> [To do]
In the lines below, find how many contain the word "ListNode" and report that figure alone.

> [Stored records]
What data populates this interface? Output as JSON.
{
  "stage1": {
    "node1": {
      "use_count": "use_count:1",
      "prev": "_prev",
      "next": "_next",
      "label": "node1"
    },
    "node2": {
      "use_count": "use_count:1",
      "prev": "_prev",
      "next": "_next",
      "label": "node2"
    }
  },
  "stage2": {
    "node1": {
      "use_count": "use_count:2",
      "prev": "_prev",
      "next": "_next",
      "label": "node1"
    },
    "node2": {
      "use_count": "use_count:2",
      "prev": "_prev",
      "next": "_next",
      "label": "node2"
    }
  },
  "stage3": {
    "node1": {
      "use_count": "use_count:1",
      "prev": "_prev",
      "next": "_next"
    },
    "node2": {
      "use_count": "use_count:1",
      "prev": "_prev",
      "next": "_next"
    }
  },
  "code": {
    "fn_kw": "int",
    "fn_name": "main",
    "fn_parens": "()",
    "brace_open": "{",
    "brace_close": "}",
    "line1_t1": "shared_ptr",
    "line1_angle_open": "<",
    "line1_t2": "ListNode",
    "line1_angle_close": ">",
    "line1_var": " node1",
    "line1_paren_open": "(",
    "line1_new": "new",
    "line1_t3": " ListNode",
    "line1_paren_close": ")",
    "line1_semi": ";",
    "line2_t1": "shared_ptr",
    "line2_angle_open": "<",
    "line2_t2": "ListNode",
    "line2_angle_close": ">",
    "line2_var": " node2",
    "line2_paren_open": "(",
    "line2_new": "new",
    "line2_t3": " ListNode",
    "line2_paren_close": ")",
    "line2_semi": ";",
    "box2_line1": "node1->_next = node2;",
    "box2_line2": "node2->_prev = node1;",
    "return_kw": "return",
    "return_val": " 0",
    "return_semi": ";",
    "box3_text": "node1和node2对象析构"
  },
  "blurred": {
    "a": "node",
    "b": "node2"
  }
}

> [Expected output]
4